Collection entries
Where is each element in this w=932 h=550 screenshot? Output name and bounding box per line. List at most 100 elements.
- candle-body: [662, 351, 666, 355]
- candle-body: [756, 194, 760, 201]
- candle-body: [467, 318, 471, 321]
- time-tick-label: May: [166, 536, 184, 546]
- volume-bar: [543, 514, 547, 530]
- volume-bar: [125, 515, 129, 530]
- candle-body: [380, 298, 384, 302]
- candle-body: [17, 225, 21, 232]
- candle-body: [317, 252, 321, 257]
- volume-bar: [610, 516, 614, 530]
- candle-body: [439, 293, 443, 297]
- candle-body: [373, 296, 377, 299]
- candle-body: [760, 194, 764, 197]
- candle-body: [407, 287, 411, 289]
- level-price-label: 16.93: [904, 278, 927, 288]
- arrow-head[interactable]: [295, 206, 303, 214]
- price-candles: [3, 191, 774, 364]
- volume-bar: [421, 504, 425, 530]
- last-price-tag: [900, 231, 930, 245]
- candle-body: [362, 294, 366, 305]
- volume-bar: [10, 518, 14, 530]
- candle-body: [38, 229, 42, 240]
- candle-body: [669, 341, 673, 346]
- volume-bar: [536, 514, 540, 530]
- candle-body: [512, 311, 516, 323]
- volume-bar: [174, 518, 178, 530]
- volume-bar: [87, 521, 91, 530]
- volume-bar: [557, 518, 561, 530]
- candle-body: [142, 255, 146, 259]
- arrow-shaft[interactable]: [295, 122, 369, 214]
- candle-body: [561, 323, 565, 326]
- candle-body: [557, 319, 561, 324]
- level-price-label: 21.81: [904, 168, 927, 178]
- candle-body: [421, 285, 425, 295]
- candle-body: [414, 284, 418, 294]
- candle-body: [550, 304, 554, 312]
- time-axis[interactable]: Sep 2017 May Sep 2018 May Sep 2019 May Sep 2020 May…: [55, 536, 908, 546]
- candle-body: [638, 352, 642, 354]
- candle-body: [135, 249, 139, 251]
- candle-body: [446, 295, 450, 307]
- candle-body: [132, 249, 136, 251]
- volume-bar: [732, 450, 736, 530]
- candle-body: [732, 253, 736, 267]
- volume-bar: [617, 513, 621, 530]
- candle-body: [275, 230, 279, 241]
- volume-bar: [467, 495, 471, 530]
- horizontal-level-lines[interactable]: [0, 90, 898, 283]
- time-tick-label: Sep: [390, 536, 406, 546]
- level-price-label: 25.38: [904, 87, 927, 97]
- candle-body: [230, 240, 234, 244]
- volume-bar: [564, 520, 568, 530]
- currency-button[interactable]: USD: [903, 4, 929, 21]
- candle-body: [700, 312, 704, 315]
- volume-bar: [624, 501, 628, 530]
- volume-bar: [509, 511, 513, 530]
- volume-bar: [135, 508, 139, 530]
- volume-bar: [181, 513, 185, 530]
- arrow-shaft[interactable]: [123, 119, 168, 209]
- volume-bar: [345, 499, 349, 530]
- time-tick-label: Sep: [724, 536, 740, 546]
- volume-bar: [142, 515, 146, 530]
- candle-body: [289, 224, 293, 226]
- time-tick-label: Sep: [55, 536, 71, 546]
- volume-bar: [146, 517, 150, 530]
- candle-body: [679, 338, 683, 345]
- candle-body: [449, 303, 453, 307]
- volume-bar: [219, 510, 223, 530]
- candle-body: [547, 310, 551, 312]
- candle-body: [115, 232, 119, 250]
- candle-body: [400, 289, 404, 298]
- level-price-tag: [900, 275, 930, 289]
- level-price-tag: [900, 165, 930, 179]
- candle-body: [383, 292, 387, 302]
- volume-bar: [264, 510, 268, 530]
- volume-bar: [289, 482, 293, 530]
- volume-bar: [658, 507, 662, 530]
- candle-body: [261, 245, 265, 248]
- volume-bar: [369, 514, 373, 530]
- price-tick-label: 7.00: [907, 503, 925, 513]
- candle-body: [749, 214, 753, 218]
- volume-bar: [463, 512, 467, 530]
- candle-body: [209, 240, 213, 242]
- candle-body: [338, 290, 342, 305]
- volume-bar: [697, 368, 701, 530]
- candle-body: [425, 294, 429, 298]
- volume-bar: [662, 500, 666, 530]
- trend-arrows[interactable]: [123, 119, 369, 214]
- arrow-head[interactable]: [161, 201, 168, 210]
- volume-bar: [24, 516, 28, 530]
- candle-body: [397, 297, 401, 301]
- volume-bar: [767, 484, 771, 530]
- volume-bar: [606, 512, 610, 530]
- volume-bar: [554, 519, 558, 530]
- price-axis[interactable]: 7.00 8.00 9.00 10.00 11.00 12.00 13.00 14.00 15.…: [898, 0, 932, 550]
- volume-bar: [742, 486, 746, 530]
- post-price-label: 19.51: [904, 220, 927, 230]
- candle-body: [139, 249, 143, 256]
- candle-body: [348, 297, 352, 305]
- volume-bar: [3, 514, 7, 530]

OBJECTIVE: Rewrite the records starting at the first line and ending at the line that contains "- candle-body: [380, 298, 384, 302]", changing "volume-bar" to "volume-column" and keeping everything else the same. Give only those lines.

TASK OUTPUT:
Where is each element in this w=932 h=550 screenshot? Output name and bounding box per line. List at most 100 elements.
- candle-body: [662, 351, 666, 355]
- candle-body: [756, 194, 760, 201]
- candle-body: [467, 318, 471, 321]
- time-tick-label: May: [166, 536, 184, 546]
- volume-column: [543, 514, 547, 530]
- volume-column: [125, 515, 129, 530]
- candle-body: [380, 298, 384, 302]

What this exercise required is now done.